# Task description:
Lift every line from the entries that includes the word "корозия".

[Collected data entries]
* start *
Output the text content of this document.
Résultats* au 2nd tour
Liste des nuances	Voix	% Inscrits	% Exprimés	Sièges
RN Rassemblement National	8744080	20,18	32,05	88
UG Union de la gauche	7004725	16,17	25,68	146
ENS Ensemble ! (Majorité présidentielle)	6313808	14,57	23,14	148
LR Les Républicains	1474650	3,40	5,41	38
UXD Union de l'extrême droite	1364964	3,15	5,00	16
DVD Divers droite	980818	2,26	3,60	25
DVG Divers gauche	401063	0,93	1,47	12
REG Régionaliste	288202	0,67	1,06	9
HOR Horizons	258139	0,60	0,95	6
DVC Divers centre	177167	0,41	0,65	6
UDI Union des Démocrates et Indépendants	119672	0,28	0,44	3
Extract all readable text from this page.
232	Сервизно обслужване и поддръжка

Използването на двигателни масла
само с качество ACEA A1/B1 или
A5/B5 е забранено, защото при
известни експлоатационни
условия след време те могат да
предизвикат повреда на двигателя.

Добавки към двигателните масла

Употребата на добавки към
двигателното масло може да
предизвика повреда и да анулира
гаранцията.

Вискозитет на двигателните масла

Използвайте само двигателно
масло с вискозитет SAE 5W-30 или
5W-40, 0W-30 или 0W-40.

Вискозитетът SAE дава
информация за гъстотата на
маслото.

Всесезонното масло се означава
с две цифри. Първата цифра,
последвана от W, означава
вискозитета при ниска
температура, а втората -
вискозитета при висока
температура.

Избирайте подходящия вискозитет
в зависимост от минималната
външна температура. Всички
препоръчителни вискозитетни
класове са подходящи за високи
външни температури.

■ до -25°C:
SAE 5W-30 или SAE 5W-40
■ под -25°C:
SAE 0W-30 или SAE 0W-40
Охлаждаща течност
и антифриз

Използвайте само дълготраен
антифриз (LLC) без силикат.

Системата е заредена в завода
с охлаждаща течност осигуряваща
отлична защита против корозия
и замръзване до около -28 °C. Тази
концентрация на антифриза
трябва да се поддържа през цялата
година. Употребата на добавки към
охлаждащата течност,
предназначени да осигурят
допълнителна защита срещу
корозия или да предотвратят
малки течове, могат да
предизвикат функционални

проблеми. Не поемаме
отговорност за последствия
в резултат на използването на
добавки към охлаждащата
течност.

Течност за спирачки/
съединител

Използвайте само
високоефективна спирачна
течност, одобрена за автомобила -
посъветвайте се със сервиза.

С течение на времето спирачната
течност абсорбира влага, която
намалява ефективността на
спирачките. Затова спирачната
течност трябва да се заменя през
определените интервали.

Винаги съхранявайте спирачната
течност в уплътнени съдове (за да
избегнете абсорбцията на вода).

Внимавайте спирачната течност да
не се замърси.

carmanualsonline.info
* end *
# Answer for this exercise:
отлична защита против корозия
корозия или да предотвратят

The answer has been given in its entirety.